— Begin RECORDS —
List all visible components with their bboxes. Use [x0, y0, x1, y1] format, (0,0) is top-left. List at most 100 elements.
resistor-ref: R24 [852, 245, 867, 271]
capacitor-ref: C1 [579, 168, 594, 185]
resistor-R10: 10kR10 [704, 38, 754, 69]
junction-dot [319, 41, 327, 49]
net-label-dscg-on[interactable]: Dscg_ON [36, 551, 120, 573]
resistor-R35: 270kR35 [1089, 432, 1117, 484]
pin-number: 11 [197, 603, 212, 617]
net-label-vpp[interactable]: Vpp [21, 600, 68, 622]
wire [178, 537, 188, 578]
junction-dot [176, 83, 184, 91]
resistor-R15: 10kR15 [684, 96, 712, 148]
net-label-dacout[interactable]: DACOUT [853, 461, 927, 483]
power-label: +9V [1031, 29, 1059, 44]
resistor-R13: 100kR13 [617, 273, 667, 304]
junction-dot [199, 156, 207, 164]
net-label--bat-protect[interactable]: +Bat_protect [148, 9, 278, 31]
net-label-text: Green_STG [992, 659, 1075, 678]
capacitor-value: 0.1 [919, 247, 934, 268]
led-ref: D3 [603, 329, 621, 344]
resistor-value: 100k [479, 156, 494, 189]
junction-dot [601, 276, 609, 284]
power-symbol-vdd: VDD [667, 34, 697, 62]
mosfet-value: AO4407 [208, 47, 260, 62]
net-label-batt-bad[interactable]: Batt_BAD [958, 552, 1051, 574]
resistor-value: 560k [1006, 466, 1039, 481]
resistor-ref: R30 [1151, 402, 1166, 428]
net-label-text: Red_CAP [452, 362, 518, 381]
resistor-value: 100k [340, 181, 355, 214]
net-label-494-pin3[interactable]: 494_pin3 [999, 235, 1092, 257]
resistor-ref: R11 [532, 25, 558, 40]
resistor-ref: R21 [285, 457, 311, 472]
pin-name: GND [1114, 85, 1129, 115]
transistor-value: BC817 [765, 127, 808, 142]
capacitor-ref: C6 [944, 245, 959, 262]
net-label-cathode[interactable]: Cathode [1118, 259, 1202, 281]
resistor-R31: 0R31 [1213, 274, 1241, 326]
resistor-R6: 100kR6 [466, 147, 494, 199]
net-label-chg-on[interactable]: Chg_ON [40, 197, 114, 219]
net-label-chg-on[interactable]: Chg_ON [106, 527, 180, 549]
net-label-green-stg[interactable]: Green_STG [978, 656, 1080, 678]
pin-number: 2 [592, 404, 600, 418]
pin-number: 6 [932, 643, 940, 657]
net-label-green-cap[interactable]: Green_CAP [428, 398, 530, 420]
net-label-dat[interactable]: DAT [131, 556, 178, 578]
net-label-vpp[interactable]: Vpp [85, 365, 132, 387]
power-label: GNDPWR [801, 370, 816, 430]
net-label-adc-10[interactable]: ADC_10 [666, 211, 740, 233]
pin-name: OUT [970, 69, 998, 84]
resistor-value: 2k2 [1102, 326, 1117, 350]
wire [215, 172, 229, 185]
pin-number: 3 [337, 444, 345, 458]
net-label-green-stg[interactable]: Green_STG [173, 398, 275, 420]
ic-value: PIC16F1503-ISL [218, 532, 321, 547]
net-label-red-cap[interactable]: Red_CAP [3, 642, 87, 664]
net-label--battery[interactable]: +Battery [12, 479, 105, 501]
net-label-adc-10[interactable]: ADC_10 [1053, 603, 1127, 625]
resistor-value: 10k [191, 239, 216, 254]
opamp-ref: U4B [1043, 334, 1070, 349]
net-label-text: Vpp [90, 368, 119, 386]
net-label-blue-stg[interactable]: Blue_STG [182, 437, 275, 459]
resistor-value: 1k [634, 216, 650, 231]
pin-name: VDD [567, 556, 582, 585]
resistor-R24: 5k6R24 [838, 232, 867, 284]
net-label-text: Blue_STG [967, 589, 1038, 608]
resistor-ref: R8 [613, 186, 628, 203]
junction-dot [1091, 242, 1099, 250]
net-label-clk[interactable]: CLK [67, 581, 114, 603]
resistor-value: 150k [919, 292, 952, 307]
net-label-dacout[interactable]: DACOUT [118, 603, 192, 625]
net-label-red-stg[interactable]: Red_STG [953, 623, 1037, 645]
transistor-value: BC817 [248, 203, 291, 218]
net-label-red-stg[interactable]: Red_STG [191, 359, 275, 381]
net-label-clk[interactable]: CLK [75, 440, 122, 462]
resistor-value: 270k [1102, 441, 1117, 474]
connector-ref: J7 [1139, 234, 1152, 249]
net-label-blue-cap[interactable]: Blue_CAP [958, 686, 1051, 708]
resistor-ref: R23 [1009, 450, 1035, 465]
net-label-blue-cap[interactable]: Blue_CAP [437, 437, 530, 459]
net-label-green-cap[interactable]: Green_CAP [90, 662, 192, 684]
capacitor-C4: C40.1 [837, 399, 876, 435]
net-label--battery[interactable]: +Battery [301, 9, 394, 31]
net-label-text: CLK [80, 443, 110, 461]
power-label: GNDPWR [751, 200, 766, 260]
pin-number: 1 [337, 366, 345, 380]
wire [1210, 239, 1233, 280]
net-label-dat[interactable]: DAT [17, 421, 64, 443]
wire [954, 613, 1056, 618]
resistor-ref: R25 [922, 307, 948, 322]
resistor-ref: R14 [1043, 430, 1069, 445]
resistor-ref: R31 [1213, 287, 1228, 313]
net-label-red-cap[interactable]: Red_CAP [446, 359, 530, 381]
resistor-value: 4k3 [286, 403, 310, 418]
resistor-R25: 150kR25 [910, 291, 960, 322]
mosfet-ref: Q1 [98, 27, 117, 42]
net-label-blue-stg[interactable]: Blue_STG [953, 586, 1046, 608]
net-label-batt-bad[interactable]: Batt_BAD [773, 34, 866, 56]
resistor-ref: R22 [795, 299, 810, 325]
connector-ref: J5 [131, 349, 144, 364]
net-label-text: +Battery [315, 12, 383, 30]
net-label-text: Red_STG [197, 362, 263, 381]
— End RECORDS —
▶ _TASK INSTRUCTIONS_
Copy the data above word for word.

▶ _RESPONSE TO THE TASK_
List all visible components with their bboxes. Use [x0, y0, x1, y1] format, (0,0) is top-left. List at most 100 elements.
resistor-ref: R24 [852, 245, 867, 271]
capacitor-ref: C1 [579, 168, 594, 185]
resistor-R10: 10kR10 [704, 38, 754, 69]
junction-dot [319, 41, 327, 49]
net-label-dscg-on[interactable]: Dscg_ON [36, 551, 120, 573]
resistor-R35: 270kR35 [1089, 432, 1117, 484]
pin-number: 11 [197, 603, 212, 617]
net-label-vpp[interactable]: Vpp [21, 600, 68, 622]
wire [178, 537, 188, 578]
junction-dot [176, 83, 184, 91]
resistor-R15: 10kR15 [684, 96, 712, 148]
net-label-dacout[interactable]: DACOUT [853, 461, 927, 483]
power-label: +9V [1031, 29, 1059, 44]
resistor-R13: 100kR13 [617, 273, 667, 304]
junction-dot [199, 156, 207, 164]
net-label--bat-protect[interactable]: +Bat_protect [148, 9, 278, 31]
net-label-text: Green_STG [992, 659, 1075, 678]
capacitor-value: 0.1 [919, 247, 934, 268]
led-ref: D3 [603, 329, 621, 344]
resistor-value: 100k [479, 156, 494, 189]
junction-dot [601, 276, 609, 284]
power-symbol-vdd: VDD [667, 34, 697, 62]
mosfet-value: AO4407 [208, 47, 260, 62]
net-label-batt-bad[interactable]: Batt_BAD [958, 552, 1051, 574]
resistor-value: 560k [1006, 466, 1039, 481]
resistor-ref: R30 [1151, 402, 1166, 428]
net-label-text: Red_CAP [452, 362, 518, 381]
resistor-value: 100k [340, 181, 355, 214]
net-label-494-pin3[interactable]: 494_pin3 [999, 235, 1092, 257]
resistor-ref: R11 [532, 25, 558, 40]
resistor-ref: R21 [285, 457, 311, 472]
pin-name: GND [1114, 85, 1129, 115]
transistor-value: BC817 [765, 127, 808, 142]
capacitor-ref: C6 [944, 245, 959, 262]
net-label-cathode[interactable]: Cathode [1118, 259, 1202, 281]
resistor-R31: 0R31 [1213, 274, 1241, 326]
resistor-R6: 100kR6 [466, 147, 494, 199]
net-label-chg-on[interactable]: Chg_ON [40, 197, 114, 219]
net-label-chg-on[interactable]: Chg_ON [106, 527, 180, 549]
net-label-green-stg[interactable]: Green_STG [978, 656, 1080, 678]
pin-number: 2 [592, 404, 600, 418]
pin-number: 6 [932, 643, 940, 657]
net-label-green-cap[interactable]: Green_CAP [428, 398, 530, 420]
net-label-dat[interactable]: DAT [131, 556, 178, 578]
net-label-vpp[interactable]: Vpp [85, 365, 132, 387]
power-label: GNDPWR [801, 370, 816, 430]
net-label-adc-10[interactable]: ADC_10 [666, 211, 740, 233]
pin-name: OUT [970, 69, 998, 84]
resistor-value: 2k2 [1102, 326, 1117, 350]
wire [215, 172, 229, 185]
pin-number: 3 [337, 444, 345, 458]
net-label-green-stg[interactable]: Green_STG [173, 398, 275, 420]
ic-value: PIC16F1503-ISL [218, 532, 321, 547]
net-label-red-cap[interactable]: Red_CAP [3, 642, 87, 664]
net-label--battery[interactable]: +Battery [12, 479, 105, 501]
net-label-adc-10[interactable]: ADC_10 [1053, 603, 1127, 625]
resistor-value: 10k [191, 239, 216, 254]
opamp-ref: U4B [1043, 334, 1070, 349]
net-label-text: Vpp [90, 368, 119, 386]
net-label-blue-stg[interactable]: Blue_STG [182, 437, 275, 459]
resistor-value: 1k [634, 216, 650, 231]
pin-name: VDD [567, 556, 582, 585]
resistor-R24: 5k6R24 [838, 232, 867, 284]
net-label-text: Blue_STG [967, 589, 1038, 608]
resistor-ref: R8 [613, 186, 628, 203]
junction-dot [1091, 242, 1099, 250]
net-label-clk[interactable]: CLK [67, 581, 114, 603]
resistor-value: 150k [919, 292, 952, 307]
net-label-dacout[interactable]: DACOUT [118, 603, 192, 625]
net-label-red-stg[interactable]: Red_STG [953, 623, 1037, 645]
transistor-value: BC817 [248, 203, 291, 218]
net-label-red-stg[interactable]: Red_STG [191, 359, 275, 381]
net-label-clk[interactable]: CLK [75, 440, 122, 462]
resistor-value: 270k [1102, 441, 1117, 474]
connector-ref: J7 [1139, 234, 1152, 249]
net-label-blue-cap[interactable]: Blue_CAP [958, 686, 1051, 708]
resistor-ref: R23 [1009, 450, 1035, 465]
net-label-blue-cap[interactable]: Blue_CAP [437, 437, 530, 459]
net-label-green-cap[interactable]: Green_CAP [90, 662, 192, 684]
capacitor-C4: C40.1 [837, 399, 876, 435]
net-label--battery[interactable]: +Battery [301, 9, 394, 31]
net-label-text: CLK [80, 443, 110, 461]
power-label: GNDPWR [751, 200, 766, 260]
pin-number: 1 [337, 366, 345, 380]
wire [1210, 239, 1233, 280]
net-label-dat[interactable]: DAT [17, 421, 64, 443]
wire [954, 613, 1056, 618]
resistor-ref: R25 [922, 307, 948, 322]
resistor-ref: R14 [1043, 430, 1069, 445]
resistor-ref: R31 [1213, 287, 1228, 313]
net-label-red-cap[interactable]: Red_CAP [446, 359, 530, 381]
resistor-value: 4k3 [286, 403, 310, 418]
resistor-R25: 150kR25 [910, 291, 960, 322]
mosfet-ref: Q1 [98, 27, 117, 42]
net-label-blue-stg[interactable]: Blue_STG [953, 586, 1046, 608]
net-label-batt-bad[interactable]: Batt_BAD [773, 34, 866, 56]
resistor-ref: R22 [795, 299, 810, 325]
connector-ref: J5 [131, 349, 144, 364]
net-label-text: +Battery [315, 12, 383, 30]
net-label-text: Red_STG [197, 362, 263, 381]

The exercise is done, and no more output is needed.